EXERCISE DETAILS:
In the material below, identify each line bearing the word "after". Reproduce those lines.

── EXTRACTED INFORMATION ──

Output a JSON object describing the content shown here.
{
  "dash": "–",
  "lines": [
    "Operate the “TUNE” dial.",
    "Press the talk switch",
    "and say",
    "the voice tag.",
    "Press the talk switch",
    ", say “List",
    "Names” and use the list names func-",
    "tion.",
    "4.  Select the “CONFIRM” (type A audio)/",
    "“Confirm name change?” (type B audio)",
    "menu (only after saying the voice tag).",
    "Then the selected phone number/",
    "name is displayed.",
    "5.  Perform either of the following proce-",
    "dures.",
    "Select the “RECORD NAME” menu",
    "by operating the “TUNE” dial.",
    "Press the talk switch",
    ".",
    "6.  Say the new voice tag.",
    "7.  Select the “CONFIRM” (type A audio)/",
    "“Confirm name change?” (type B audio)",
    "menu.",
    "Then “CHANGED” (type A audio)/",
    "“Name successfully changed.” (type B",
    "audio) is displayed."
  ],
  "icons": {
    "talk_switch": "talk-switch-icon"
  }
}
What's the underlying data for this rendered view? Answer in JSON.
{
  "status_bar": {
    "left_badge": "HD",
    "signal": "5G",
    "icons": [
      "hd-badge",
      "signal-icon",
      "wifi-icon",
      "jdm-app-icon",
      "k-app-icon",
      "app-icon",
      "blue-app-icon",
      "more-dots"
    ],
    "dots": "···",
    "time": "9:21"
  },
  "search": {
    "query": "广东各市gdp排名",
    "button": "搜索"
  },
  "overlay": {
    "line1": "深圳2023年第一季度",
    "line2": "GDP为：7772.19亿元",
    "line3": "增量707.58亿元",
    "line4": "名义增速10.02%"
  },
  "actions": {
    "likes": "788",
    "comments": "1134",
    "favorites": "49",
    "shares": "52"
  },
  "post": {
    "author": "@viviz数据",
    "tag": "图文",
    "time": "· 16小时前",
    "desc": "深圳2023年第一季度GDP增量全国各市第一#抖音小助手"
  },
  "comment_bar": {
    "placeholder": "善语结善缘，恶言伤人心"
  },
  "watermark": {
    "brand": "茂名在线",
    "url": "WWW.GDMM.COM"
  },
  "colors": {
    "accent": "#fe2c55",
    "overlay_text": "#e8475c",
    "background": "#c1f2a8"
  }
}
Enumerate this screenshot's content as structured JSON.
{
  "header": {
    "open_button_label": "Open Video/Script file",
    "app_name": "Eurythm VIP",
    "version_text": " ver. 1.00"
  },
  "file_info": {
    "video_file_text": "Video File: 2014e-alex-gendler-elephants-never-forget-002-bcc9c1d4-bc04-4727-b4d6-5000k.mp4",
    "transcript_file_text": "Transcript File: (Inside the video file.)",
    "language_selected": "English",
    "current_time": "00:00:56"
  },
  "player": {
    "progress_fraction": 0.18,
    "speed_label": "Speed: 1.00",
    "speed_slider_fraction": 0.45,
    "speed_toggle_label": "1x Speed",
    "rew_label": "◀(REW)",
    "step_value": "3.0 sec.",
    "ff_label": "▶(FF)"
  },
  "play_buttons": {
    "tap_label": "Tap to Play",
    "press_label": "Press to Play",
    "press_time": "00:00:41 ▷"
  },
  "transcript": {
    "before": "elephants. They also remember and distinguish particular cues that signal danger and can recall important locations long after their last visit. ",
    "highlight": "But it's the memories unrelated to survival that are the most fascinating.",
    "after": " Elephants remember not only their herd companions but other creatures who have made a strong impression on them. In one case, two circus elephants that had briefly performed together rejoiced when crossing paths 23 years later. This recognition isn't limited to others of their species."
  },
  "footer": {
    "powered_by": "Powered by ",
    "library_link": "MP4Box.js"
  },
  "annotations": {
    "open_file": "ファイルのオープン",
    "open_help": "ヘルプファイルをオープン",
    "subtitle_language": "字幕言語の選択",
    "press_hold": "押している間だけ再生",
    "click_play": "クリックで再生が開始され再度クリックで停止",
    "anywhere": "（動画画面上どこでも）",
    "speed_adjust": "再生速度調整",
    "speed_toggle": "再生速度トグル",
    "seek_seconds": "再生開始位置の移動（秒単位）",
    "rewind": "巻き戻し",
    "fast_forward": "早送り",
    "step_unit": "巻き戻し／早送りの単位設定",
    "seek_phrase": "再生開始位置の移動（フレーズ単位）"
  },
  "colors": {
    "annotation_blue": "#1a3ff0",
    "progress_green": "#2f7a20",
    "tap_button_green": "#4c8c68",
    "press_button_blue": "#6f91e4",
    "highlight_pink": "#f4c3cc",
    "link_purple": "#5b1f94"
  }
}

───
── EXTRACTED INFORMATION ──

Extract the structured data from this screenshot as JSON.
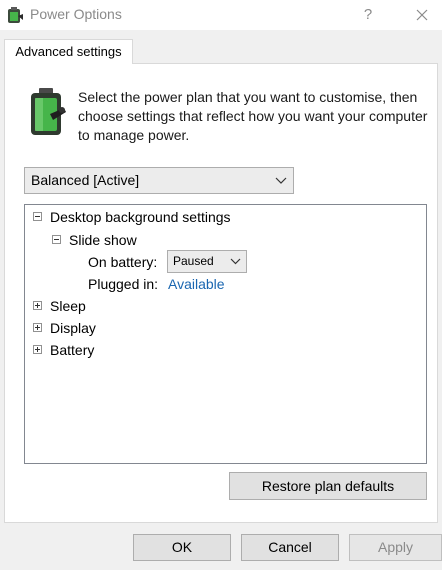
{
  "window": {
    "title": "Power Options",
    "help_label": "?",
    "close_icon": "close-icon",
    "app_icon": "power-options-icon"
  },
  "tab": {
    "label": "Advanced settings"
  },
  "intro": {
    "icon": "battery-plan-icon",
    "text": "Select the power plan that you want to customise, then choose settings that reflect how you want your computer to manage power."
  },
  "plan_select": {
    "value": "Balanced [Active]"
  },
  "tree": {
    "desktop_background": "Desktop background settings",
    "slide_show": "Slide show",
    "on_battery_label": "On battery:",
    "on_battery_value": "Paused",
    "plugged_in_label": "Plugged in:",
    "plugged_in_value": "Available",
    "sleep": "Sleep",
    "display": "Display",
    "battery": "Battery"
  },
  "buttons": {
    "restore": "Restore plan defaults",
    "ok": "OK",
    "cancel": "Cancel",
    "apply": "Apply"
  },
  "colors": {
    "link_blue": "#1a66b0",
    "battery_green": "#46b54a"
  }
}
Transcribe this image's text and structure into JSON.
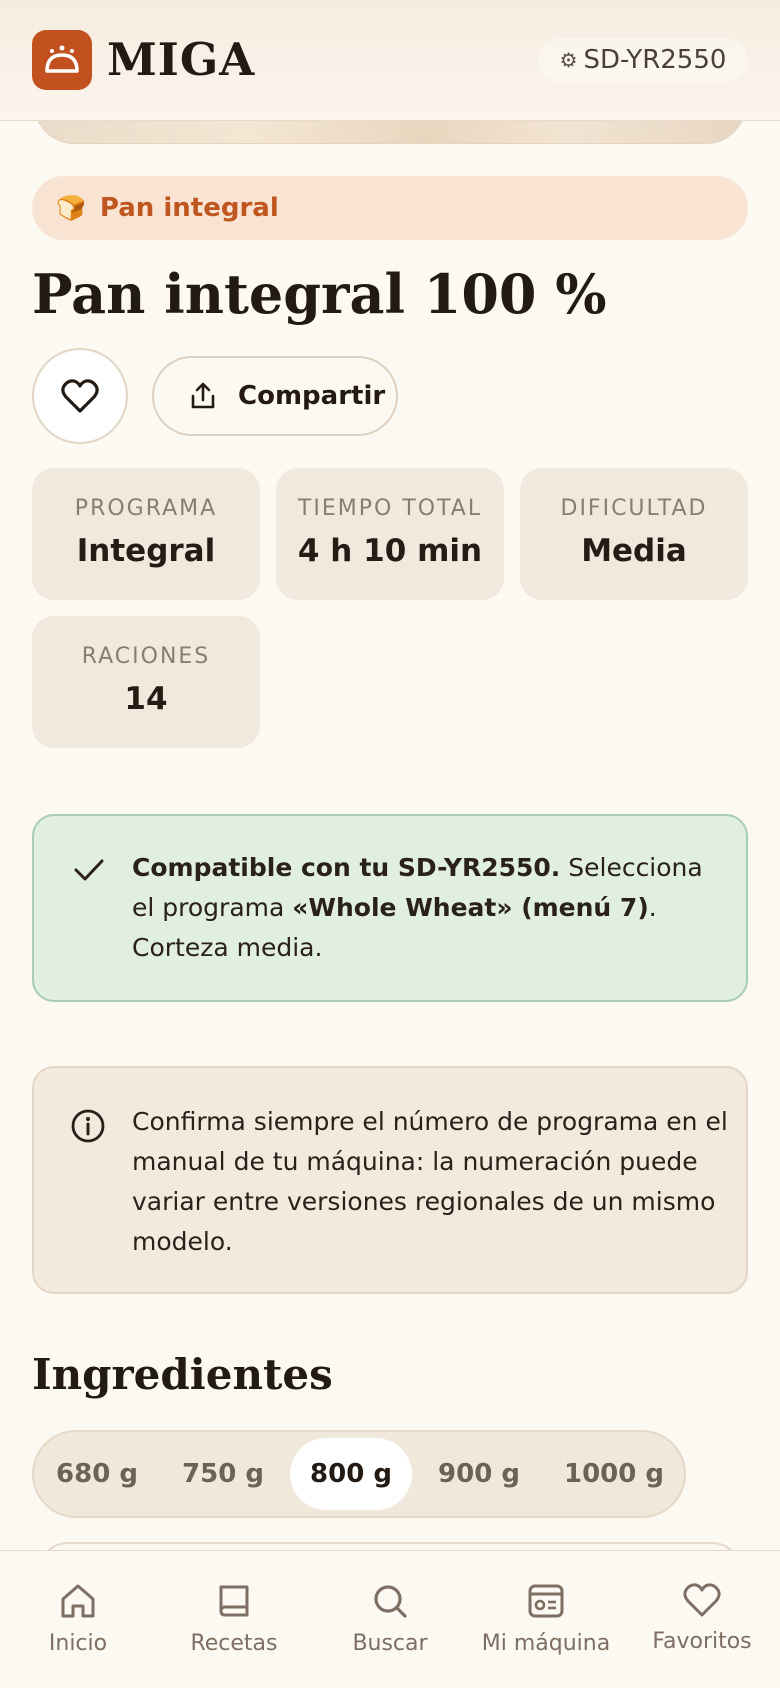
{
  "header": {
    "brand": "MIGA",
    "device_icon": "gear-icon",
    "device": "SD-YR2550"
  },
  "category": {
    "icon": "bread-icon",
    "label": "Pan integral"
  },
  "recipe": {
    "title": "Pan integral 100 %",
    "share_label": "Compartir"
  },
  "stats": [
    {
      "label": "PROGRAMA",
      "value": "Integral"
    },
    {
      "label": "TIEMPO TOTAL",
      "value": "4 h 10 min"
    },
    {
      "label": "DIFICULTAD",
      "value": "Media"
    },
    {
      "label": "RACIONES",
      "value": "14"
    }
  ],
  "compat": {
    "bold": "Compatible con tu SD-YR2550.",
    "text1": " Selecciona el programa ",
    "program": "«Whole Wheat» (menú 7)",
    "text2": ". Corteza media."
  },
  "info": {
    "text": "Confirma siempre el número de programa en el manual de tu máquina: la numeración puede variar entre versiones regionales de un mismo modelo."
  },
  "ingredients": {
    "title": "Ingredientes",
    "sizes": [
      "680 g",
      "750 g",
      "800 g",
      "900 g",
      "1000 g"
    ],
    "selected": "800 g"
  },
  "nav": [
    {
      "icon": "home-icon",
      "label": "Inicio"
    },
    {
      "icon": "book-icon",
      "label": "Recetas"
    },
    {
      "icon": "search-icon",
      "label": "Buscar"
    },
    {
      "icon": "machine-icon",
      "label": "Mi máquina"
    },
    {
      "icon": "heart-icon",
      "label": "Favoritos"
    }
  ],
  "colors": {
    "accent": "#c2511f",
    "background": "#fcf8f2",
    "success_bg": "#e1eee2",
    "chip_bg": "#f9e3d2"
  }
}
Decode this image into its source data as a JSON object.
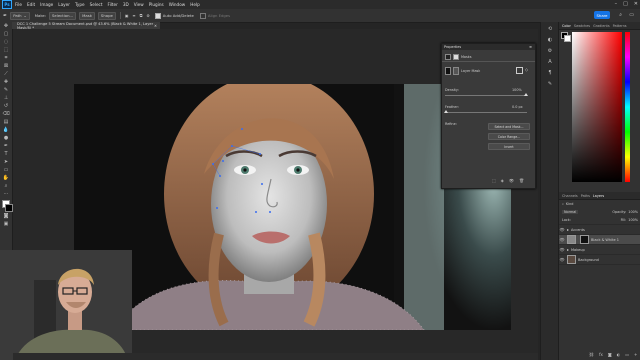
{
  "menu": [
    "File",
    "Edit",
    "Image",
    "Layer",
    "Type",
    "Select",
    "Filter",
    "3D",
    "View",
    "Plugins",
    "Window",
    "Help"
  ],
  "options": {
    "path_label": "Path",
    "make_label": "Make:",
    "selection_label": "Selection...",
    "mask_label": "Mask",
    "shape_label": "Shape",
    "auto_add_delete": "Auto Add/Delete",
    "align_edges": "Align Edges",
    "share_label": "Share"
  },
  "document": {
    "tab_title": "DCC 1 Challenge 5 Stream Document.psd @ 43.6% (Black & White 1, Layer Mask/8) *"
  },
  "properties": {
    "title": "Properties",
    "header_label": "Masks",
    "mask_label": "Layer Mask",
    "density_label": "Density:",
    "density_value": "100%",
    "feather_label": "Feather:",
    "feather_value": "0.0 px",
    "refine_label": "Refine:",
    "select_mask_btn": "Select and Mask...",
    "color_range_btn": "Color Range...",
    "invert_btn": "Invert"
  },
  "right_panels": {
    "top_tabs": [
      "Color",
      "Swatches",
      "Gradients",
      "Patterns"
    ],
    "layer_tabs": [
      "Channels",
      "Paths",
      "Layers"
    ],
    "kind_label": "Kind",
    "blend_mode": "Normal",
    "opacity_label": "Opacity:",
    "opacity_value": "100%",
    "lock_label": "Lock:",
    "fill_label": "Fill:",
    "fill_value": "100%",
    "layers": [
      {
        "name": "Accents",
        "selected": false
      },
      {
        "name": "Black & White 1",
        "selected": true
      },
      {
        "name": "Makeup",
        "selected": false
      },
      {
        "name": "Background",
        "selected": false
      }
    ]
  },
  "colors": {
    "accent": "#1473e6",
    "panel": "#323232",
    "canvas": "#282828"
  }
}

───

COMPLETE RESPONSE:
    "menu (only after saying the voice tag).",
    "before": "elephants. They also remember and distinguish particular cues that signal danger and can recall important locations long after their last visit. ",
    "after": " Elephants remember not only their herd companions but other creatures who have made a strong impression on them. In one case, two circus elephants that had briefly performed together rejoiced when crossing paths 23 years later. This recognition isn't limited to others of their species."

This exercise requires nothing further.